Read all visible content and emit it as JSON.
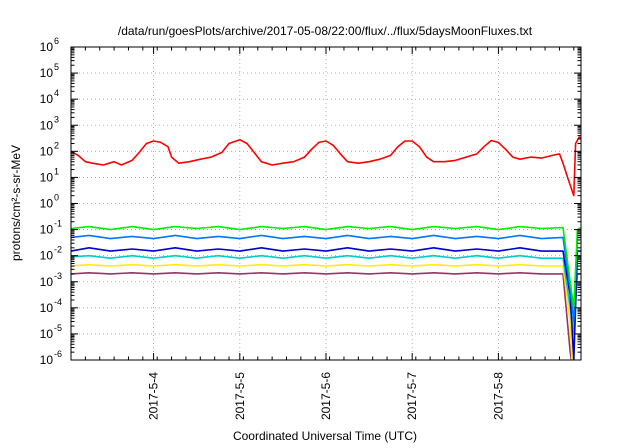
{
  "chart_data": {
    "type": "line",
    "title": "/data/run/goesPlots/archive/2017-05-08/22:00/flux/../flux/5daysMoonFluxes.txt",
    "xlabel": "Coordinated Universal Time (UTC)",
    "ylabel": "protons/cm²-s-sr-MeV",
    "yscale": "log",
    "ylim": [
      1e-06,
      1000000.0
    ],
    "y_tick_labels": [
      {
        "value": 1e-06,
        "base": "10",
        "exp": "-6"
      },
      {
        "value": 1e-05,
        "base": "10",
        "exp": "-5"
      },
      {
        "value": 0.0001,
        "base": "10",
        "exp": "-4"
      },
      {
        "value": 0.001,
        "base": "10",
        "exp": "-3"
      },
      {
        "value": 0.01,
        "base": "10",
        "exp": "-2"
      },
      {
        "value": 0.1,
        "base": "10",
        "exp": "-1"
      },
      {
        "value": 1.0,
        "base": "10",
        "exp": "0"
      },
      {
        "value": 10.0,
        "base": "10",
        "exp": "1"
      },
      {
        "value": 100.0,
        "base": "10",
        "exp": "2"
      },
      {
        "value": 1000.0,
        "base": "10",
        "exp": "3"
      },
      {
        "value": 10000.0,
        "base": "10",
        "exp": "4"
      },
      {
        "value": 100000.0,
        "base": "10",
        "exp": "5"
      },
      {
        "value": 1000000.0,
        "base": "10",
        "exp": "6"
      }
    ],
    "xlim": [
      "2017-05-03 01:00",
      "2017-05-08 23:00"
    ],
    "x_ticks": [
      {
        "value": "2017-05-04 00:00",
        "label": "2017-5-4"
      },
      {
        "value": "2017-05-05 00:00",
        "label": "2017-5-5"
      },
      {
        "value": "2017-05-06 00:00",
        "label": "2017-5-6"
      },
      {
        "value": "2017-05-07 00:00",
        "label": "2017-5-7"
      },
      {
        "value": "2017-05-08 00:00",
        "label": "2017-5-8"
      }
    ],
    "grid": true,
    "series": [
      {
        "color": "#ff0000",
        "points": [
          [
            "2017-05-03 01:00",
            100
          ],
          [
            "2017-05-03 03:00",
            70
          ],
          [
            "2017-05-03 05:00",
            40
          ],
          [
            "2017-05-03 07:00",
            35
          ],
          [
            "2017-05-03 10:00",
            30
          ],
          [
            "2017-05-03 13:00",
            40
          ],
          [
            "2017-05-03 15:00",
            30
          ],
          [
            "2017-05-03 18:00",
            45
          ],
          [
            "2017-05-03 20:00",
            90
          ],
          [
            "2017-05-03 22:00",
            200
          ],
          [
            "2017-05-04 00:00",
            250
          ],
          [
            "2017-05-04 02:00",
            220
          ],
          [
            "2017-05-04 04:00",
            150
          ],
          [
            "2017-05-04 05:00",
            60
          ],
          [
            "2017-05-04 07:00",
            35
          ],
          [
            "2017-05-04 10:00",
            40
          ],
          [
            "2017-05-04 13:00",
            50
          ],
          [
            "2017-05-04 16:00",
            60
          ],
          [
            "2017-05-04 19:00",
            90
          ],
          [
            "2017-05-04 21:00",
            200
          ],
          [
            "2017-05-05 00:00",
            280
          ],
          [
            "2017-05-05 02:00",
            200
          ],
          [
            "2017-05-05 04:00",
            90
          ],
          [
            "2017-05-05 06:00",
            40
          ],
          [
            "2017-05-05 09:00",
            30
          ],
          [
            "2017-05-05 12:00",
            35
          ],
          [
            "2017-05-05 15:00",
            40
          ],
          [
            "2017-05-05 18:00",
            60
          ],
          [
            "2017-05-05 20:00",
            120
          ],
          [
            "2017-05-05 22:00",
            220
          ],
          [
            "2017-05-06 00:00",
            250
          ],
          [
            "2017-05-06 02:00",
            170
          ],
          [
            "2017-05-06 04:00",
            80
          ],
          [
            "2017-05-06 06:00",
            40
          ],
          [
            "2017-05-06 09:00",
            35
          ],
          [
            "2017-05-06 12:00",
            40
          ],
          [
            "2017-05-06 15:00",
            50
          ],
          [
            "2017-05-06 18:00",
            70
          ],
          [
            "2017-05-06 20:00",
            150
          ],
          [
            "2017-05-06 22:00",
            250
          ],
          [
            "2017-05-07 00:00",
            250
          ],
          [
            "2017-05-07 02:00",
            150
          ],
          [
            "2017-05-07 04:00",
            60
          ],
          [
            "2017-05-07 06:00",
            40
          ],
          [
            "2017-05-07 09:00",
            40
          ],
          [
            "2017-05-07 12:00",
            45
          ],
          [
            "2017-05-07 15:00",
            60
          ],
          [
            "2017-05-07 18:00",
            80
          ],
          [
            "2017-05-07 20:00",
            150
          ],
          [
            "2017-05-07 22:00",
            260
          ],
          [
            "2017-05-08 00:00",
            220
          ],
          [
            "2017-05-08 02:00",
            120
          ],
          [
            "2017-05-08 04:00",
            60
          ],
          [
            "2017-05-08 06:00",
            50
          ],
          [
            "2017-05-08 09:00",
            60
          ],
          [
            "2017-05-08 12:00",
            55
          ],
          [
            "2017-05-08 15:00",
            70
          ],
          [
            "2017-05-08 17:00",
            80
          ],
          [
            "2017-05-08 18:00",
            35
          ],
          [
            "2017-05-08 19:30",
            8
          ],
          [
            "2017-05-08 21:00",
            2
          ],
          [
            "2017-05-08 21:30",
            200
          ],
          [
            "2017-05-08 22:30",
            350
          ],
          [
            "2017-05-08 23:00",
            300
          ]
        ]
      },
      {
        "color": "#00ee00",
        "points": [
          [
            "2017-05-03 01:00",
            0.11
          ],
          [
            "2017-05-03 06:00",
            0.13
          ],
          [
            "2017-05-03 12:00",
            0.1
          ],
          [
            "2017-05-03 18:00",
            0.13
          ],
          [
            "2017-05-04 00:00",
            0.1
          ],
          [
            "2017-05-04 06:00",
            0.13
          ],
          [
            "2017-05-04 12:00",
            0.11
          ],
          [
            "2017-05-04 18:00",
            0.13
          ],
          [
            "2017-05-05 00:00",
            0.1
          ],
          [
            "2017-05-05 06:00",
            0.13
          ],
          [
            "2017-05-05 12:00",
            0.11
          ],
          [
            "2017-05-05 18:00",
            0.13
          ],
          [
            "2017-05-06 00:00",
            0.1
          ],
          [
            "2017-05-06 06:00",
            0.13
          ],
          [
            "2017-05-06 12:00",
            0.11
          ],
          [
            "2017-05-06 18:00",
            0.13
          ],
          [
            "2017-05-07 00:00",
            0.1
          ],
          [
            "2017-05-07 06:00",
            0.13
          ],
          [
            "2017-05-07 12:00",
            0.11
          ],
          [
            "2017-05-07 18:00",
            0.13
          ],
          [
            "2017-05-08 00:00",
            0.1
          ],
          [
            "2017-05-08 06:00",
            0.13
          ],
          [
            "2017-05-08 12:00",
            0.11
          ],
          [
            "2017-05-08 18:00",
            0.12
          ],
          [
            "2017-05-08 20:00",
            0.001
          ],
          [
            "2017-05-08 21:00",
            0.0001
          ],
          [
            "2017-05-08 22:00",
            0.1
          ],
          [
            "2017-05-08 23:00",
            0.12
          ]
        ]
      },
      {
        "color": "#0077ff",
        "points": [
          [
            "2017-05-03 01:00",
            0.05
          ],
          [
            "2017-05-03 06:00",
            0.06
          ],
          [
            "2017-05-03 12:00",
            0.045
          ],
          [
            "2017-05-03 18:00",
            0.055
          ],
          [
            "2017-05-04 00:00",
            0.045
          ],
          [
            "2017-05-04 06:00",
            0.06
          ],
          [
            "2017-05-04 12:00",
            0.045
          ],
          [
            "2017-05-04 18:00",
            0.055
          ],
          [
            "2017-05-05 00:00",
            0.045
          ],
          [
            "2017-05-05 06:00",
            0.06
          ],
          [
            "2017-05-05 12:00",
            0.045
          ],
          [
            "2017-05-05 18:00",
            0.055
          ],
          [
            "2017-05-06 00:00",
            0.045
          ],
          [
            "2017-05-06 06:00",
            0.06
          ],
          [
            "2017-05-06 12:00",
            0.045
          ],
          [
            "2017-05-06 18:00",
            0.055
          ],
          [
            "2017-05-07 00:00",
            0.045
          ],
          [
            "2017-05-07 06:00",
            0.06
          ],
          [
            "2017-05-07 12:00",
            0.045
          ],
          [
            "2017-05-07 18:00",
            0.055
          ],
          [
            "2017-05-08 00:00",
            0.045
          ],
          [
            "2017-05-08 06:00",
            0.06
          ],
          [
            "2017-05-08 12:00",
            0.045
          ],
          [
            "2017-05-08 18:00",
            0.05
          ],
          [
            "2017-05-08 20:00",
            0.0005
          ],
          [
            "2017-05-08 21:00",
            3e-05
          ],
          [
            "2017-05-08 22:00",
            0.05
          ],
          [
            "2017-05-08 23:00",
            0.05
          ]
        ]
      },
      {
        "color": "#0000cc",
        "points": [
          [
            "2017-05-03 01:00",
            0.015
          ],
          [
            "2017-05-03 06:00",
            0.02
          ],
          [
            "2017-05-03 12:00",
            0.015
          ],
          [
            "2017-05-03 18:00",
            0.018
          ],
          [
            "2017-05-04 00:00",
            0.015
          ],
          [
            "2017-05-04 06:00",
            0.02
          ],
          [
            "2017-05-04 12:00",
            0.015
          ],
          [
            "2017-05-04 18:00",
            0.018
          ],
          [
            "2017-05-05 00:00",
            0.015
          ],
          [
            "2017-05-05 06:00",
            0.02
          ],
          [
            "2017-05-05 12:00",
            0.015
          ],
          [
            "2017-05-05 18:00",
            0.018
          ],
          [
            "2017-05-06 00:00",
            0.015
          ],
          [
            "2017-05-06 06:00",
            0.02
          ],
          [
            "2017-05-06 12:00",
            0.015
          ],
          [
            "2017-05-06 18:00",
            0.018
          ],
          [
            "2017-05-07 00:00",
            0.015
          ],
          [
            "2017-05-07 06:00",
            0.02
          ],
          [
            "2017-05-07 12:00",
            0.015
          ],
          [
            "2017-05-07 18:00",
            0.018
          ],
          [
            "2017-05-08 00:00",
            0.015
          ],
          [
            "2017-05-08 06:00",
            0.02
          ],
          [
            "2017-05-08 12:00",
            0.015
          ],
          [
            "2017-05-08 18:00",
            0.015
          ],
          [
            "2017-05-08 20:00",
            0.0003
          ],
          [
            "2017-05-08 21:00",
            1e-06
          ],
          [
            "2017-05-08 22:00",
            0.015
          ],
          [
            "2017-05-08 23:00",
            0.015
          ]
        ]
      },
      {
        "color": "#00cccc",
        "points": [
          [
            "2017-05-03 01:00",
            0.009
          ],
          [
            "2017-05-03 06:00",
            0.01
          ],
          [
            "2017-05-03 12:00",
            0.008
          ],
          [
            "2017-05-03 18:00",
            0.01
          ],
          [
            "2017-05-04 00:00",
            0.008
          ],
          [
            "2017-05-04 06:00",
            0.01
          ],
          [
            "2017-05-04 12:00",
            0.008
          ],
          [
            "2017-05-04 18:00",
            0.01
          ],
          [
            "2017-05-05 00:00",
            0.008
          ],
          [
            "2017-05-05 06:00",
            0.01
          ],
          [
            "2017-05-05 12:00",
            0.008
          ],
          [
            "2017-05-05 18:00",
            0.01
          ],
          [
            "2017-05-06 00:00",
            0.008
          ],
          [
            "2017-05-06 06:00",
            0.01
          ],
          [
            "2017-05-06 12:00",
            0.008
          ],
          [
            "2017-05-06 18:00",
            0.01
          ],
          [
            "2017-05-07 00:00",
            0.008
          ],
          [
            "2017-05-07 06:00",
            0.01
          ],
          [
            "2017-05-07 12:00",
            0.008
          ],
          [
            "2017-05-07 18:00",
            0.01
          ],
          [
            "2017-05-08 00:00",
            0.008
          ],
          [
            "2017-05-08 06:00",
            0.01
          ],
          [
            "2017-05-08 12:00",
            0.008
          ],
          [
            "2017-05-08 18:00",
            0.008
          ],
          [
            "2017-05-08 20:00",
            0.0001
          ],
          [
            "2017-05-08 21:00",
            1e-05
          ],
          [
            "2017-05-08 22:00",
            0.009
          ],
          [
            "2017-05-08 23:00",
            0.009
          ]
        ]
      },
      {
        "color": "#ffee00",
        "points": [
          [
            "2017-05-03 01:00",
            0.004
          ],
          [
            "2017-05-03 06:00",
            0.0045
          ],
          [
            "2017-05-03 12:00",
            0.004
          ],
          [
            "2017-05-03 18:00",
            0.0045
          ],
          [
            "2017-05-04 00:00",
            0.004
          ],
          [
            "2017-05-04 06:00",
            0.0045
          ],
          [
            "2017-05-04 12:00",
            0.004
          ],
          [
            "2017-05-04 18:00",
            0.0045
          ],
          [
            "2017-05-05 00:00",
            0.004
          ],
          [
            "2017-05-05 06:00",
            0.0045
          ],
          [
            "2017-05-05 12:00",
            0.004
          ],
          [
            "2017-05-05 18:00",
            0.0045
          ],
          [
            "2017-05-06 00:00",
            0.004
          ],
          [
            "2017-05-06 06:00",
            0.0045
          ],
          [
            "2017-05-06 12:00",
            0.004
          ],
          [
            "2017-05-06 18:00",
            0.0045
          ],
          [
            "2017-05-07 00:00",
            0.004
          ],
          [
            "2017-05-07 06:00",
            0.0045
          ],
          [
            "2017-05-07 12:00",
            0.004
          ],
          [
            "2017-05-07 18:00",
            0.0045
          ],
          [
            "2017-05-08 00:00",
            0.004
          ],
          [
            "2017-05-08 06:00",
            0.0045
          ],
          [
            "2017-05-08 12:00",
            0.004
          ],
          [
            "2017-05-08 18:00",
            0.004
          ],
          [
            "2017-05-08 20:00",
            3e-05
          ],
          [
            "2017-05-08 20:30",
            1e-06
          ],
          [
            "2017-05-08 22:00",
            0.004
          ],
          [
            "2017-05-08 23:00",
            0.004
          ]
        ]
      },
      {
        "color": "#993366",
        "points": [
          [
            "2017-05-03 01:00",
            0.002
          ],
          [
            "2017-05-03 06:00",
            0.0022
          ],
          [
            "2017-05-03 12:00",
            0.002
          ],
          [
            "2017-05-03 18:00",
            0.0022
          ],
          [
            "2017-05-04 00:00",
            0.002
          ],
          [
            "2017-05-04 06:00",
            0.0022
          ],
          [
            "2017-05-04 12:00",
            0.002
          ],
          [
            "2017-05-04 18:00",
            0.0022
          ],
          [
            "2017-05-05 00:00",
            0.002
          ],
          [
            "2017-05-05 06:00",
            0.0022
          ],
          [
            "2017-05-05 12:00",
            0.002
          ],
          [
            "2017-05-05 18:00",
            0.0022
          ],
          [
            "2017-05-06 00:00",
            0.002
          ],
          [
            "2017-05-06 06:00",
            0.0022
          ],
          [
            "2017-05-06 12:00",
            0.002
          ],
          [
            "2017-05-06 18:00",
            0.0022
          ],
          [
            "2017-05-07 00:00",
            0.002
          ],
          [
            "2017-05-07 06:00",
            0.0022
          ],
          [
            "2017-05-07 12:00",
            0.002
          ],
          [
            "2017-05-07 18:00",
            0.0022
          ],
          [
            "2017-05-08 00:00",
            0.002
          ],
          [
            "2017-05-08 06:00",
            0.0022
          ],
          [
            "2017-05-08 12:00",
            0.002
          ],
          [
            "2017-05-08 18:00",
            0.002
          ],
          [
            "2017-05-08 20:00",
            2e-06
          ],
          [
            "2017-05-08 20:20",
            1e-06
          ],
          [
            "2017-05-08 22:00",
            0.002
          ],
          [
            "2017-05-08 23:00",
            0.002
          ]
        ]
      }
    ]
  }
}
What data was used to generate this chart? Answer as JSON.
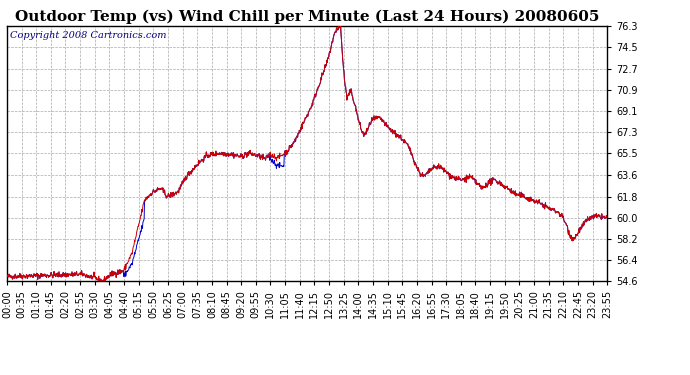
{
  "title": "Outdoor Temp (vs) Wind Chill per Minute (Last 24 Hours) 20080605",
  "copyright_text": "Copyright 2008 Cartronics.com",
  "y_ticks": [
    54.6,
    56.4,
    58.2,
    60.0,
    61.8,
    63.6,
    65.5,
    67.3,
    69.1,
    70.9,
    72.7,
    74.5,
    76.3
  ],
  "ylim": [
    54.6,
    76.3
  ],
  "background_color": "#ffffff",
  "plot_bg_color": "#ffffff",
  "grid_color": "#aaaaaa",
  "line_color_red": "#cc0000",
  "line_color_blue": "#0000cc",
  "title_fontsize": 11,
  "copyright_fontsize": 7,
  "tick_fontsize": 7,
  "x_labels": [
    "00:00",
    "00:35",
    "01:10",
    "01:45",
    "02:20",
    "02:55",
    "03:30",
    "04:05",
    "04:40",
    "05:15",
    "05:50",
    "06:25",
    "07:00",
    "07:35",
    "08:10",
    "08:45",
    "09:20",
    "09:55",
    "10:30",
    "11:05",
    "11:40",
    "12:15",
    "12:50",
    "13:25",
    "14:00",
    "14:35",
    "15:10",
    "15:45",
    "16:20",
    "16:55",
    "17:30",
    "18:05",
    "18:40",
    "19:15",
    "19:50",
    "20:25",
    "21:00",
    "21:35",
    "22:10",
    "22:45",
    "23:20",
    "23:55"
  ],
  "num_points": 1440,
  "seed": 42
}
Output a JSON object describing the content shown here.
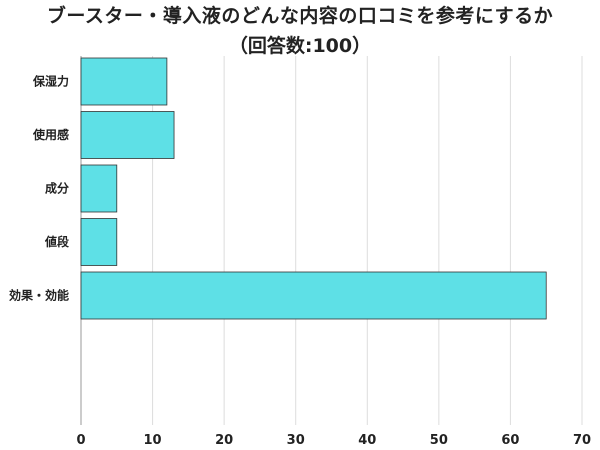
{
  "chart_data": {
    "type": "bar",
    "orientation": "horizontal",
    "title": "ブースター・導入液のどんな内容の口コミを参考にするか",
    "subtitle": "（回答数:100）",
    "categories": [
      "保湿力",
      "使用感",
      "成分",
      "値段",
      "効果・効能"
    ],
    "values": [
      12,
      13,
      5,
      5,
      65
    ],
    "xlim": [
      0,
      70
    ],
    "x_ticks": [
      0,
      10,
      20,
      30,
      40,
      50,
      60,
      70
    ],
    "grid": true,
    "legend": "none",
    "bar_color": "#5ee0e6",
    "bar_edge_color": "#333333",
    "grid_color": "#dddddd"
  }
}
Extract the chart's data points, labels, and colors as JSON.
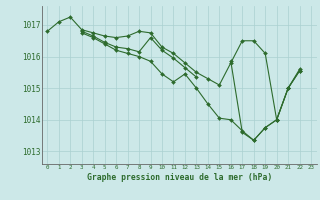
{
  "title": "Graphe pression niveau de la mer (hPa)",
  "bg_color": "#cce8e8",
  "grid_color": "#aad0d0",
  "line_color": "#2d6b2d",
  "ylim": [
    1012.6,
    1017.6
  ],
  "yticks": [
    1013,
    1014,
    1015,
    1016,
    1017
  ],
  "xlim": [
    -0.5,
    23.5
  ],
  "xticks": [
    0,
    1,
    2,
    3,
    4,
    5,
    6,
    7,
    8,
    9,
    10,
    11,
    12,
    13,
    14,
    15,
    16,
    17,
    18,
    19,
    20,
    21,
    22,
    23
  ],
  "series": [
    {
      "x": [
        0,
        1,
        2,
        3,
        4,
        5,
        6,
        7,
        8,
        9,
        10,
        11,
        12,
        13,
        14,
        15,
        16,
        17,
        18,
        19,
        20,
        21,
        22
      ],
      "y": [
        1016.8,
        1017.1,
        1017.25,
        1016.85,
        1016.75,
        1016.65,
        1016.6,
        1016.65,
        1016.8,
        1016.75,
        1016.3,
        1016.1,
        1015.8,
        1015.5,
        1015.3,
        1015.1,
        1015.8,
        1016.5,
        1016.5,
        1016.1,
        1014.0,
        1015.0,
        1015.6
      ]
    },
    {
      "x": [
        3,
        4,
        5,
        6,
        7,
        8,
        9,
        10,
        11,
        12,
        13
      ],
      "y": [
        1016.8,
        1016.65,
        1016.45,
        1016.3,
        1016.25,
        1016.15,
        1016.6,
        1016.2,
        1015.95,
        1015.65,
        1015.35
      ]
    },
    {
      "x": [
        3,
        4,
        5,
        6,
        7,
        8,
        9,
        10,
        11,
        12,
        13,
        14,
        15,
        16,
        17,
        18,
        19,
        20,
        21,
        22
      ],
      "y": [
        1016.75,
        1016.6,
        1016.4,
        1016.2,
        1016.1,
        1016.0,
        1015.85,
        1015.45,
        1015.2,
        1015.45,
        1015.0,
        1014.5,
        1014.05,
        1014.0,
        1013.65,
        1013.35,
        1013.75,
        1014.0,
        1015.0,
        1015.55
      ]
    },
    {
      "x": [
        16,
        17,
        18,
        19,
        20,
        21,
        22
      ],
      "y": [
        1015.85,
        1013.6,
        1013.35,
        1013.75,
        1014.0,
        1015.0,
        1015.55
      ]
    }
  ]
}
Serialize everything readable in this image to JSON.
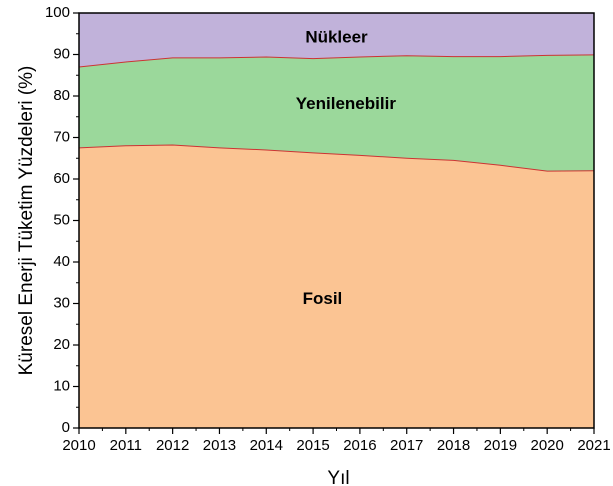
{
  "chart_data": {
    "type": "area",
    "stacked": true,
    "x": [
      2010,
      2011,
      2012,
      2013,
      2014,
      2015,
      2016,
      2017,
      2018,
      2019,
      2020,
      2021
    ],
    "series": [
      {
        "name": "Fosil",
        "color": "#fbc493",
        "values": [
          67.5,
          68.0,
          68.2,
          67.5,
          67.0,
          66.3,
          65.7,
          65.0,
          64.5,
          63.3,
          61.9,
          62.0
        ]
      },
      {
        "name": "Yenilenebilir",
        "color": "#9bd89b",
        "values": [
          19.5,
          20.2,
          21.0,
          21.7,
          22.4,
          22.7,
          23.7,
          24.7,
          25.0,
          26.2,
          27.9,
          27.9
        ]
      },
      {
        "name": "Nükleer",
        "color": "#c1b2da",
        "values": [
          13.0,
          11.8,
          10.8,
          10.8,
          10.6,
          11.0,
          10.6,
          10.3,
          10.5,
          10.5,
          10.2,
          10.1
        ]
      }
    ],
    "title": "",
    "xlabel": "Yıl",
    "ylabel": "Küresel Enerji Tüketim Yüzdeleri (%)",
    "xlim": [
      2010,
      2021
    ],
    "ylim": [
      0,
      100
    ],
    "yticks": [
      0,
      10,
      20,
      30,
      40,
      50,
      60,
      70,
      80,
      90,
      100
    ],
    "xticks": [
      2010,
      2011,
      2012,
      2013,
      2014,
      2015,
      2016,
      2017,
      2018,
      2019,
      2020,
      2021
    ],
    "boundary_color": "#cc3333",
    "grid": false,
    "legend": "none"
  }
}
——
YOUR INSTRUCTIONS: For each line above that contains the word "name", copy that line.

SOLUTION TO THE EXERCISE:
        "name": "Fosil",
        "name": "Yenilenebilir",
        "name": "Nükleer",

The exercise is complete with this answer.